■ DO THIS
Collect every line in the listing below that contains the string "body". Copy each of those lines in full.
### THE INPUT ###
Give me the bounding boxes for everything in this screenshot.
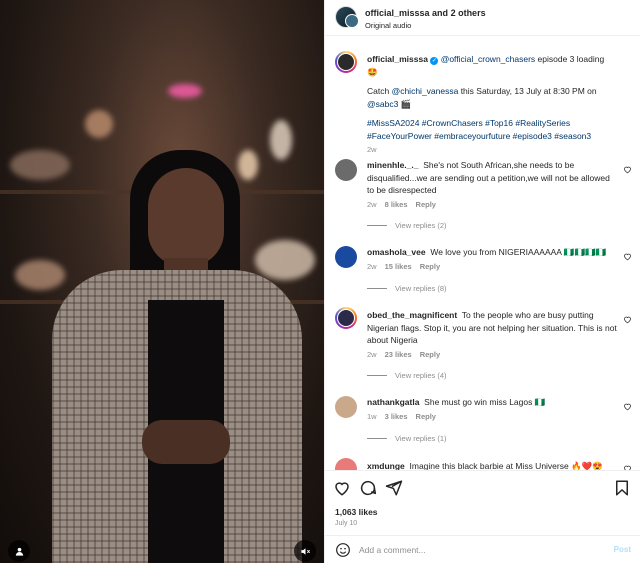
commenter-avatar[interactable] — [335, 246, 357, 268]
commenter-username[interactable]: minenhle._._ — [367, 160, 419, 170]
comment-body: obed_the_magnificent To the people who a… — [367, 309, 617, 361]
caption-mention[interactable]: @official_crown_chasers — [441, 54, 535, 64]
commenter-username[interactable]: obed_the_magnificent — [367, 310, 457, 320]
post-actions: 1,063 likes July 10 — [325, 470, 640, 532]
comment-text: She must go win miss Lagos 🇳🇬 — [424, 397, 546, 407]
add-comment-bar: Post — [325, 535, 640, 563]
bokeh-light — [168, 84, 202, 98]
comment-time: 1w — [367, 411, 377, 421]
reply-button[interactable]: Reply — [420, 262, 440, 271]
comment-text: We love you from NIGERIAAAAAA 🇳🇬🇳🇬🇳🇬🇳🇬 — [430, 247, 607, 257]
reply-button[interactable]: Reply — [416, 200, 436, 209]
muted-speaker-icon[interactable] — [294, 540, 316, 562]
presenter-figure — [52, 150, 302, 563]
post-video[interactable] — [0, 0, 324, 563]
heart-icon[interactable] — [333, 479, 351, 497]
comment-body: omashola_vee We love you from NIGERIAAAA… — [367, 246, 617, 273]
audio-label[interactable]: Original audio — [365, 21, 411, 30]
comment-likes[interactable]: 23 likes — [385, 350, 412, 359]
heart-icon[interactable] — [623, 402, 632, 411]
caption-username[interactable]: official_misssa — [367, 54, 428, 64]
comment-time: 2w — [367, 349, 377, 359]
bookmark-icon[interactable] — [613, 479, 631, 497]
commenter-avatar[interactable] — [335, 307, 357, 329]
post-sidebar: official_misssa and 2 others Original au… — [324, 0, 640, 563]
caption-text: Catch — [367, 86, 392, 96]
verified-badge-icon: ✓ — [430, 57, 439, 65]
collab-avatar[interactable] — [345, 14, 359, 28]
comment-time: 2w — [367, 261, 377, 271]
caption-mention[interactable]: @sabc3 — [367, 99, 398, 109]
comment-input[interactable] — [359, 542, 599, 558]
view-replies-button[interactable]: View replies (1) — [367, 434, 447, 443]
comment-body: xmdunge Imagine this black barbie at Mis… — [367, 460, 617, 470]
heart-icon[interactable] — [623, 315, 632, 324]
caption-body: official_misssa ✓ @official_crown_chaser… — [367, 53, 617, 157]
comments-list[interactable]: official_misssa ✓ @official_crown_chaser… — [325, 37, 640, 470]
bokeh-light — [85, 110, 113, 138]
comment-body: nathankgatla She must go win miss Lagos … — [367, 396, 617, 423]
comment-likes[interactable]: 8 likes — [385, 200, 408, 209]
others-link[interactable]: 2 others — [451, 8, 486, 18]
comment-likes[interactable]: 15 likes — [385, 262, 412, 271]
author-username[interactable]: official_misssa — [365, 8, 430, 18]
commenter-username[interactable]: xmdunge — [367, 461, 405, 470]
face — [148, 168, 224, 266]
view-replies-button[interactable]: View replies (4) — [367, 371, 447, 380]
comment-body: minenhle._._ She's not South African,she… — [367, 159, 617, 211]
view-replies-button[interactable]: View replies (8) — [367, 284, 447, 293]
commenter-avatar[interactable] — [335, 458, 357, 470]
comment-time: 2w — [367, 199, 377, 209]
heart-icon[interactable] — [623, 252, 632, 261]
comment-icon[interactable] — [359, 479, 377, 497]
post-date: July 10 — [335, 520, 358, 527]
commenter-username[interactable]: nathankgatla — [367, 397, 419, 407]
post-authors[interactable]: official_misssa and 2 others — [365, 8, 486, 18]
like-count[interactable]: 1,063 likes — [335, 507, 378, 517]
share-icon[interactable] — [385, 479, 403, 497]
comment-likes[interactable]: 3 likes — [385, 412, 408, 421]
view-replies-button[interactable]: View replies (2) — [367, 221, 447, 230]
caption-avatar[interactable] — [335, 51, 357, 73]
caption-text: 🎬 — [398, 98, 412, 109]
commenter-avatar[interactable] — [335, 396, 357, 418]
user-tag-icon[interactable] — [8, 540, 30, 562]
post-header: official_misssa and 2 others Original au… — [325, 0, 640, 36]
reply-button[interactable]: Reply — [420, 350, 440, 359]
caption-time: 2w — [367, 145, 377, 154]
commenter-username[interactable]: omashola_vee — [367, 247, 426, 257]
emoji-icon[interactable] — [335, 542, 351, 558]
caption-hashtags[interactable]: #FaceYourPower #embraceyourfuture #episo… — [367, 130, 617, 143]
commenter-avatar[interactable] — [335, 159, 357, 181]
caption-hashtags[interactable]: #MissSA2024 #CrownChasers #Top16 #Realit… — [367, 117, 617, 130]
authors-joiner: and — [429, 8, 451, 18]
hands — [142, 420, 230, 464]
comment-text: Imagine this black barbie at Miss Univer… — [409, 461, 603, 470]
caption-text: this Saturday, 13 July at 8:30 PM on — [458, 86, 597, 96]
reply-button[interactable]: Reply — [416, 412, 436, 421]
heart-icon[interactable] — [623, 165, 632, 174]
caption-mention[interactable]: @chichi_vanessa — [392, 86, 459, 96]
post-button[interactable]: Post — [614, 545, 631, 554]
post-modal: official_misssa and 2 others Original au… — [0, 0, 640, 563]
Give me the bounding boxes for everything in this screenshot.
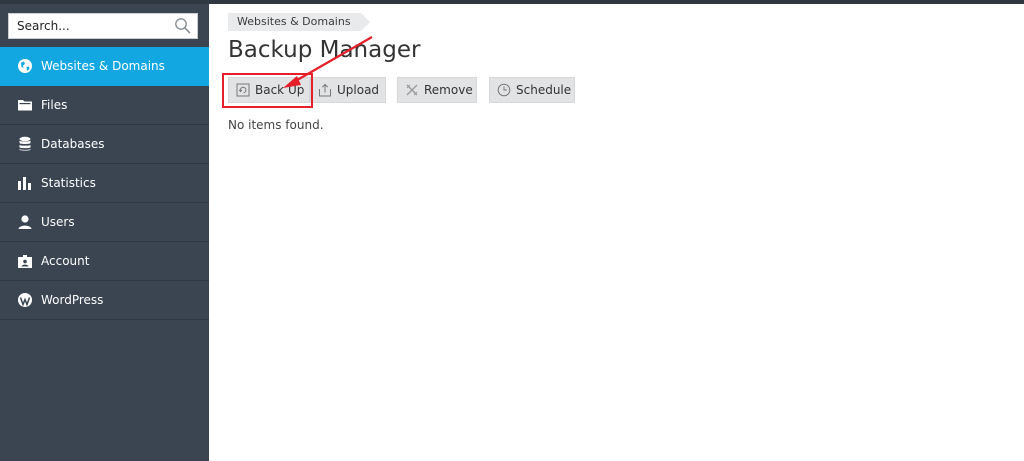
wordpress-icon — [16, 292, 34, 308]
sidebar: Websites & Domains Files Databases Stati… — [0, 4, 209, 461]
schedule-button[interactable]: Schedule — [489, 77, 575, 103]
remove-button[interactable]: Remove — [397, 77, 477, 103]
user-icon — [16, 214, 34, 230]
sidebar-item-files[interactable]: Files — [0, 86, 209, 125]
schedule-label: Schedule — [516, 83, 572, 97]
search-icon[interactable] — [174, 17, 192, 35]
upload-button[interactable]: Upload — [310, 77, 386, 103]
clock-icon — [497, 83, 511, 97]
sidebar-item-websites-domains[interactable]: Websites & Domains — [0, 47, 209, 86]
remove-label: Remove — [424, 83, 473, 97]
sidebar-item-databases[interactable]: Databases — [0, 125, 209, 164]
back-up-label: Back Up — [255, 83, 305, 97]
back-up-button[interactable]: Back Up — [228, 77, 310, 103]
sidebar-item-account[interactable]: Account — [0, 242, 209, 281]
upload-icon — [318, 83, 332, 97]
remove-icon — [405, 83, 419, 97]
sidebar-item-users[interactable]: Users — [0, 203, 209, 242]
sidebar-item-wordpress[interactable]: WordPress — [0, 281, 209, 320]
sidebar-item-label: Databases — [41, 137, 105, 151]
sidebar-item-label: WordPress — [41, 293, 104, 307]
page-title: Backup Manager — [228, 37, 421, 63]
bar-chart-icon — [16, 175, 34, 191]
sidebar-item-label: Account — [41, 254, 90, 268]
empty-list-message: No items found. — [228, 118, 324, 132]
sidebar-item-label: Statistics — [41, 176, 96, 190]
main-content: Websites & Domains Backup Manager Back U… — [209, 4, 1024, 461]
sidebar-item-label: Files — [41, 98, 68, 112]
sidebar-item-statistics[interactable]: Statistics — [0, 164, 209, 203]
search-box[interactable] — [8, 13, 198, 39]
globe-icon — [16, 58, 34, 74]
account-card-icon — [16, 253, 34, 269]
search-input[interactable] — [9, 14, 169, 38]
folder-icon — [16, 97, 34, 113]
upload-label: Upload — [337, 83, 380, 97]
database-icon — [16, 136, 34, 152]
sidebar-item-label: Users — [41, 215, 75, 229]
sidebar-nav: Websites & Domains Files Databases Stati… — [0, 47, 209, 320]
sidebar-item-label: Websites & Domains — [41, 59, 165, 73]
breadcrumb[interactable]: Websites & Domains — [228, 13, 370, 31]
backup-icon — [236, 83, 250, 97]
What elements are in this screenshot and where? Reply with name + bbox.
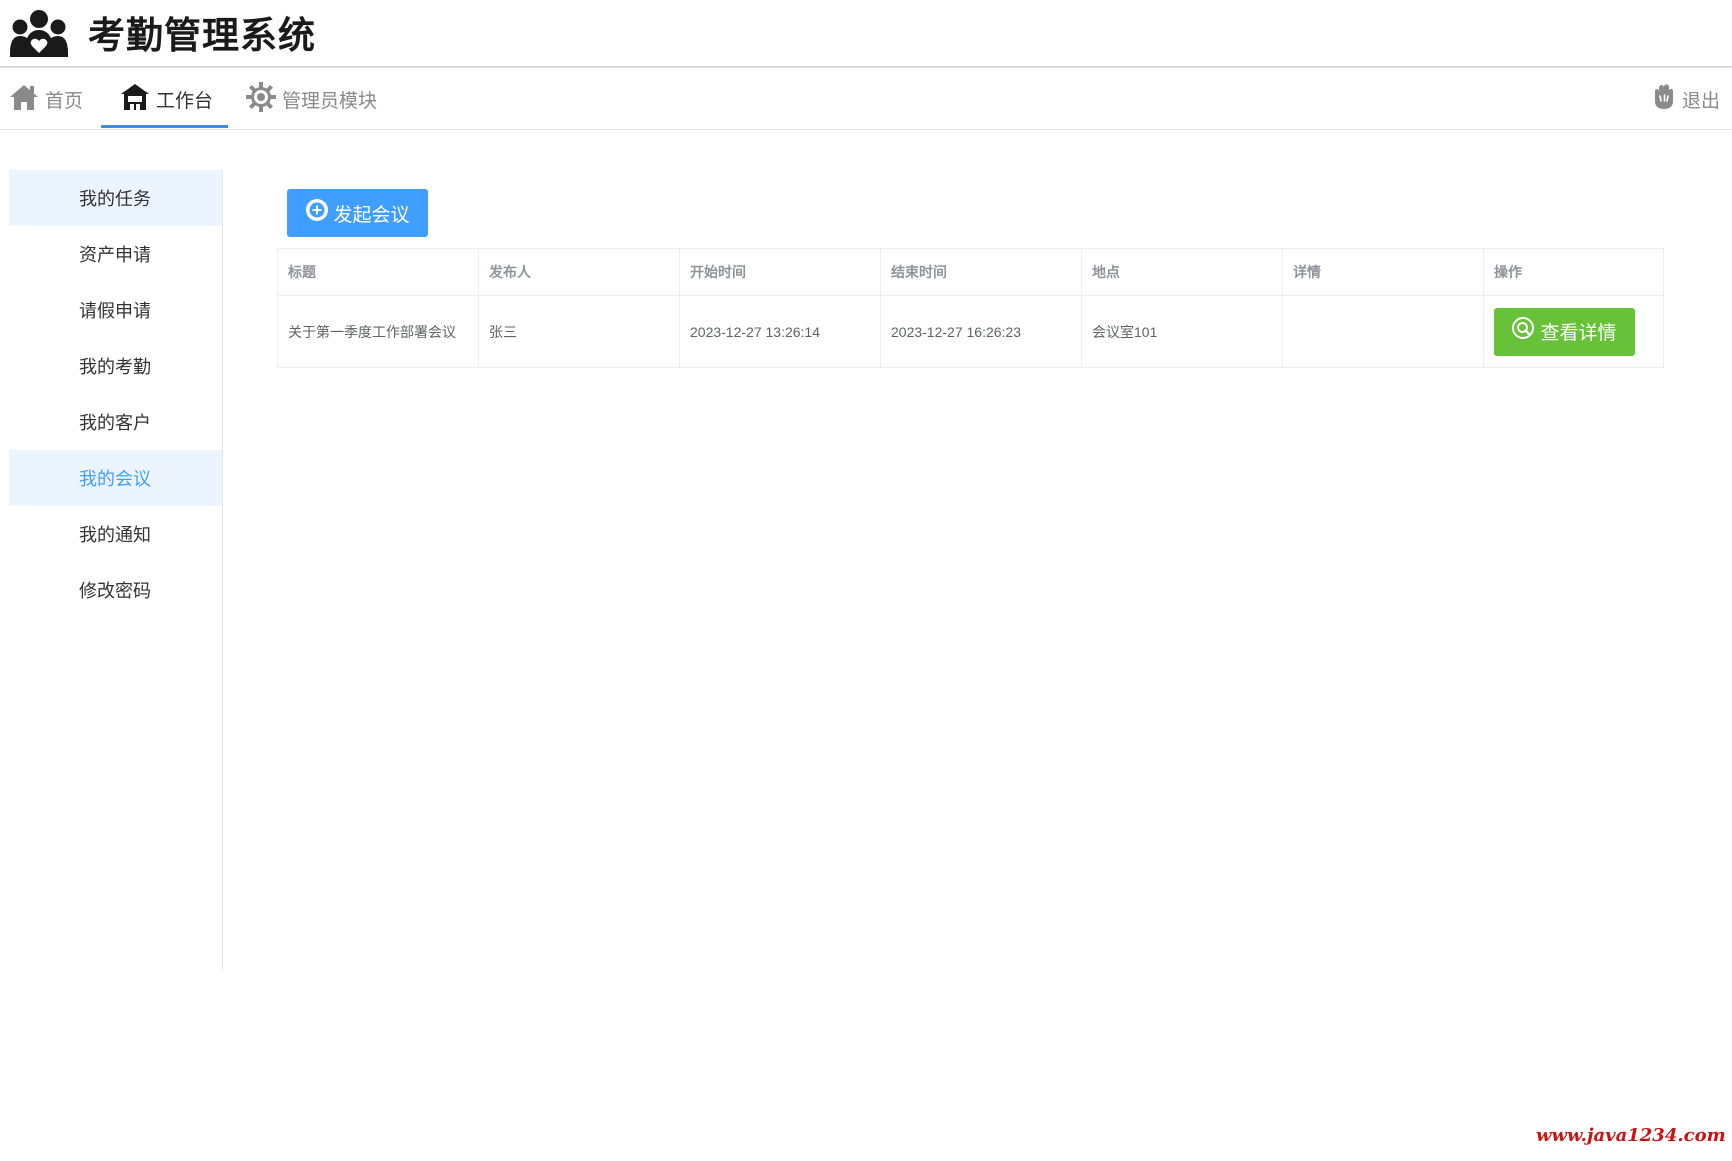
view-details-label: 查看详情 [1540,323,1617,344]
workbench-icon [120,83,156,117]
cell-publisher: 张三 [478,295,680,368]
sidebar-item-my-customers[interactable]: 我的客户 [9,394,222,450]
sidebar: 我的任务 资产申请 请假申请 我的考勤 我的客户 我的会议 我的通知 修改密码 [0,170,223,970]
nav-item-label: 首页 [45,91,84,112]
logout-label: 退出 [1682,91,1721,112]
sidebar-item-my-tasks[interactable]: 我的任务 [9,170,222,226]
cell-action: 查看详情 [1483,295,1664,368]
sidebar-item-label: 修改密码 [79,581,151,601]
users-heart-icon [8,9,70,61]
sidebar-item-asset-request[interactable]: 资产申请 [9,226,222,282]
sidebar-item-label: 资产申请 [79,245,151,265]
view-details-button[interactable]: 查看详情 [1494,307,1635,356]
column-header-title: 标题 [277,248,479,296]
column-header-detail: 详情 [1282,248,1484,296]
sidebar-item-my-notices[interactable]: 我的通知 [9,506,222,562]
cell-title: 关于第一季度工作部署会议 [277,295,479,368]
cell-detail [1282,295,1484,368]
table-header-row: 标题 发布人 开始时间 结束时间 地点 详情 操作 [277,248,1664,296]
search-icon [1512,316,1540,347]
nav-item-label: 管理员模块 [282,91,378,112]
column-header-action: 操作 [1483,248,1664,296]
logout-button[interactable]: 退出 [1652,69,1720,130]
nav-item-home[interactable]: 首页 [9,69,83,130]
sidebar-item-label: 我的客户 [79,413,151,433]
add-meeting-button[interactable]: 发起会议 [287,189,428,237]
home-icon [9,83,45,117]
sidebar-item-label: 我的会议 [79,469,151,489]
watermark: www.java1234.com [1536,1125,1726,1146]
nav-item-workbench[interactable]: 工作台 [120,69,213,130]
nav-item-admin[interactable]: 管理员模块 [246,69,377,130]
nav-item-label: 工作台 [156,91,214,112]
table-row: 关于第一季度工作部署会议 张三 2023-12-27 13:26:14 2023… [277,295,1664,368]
###
■ RESPONSE FOR THIS EXERCISE
comment-body: obed_the_magnificent To the people who a… — [367, 309, 617, 361]
comment-body: omashola_vee We love you from NIGERIAAAA… — [367, 246, 617, 273]
comment-body: xmdunge Imagine this black barbie at Mis… — [367, 460, 617, 470]
caption-body: official_misssa ✓ @official_crown_chaser… — [367, 53, 617, 157]
comment-body: nathankgatla She must go win miss Lagos … — [367, 396, 617, 423]
comment-body: minenhle._._ She's not South African,she… — [367, 159, 617, 211]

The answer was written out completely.